Stored items:
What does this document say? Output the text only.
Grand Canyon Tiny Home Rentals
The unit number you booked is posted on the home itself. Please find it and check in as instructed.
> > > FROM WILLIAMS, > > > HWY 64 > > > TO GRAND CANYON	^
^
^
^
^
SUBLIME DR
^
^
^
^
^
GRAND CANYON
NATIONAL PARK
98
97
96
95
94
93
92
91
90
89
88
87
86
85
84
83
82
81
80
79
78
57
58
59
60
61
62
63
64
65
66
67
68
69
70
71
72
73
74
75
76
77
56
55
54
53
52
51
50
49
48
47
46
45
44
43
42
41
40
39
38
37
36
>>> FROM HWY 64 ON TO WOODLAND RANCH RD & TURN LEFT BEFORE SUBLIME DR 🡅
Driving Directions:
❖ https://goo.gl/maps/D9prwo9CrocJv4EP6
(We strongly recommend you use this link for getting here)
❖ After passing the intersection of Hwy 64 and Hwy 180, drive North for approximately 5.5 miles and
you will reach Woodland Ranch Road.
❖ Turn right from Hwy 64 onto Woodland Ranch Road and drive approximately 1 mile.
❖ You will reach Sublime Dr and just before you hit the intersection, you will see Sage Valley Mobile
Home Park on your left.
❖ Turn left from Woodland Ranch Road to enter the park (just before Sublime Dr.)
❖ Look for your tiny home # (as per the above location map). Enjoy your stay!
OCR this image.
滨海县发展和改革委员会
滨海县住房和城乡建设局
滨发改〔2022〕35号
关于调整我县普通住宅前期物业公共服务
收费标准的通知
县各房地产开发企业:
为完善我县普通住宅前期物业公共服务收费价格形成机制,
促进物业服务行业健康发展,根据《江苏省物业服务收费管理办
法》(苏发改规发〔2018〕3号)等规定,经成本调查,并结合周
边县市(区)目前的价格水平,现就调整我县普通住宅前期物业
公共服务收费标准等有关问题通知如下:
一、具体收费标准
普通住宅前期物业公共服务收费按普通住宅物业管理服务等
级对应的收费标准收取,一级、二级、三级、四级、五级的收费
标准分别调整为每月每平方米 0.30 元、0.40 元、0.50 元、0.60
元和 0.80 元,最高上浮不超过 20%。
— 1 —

■ **Directive**
Give only the count of lines in this material that contain the string "intersection".

■ **Result for this task**
2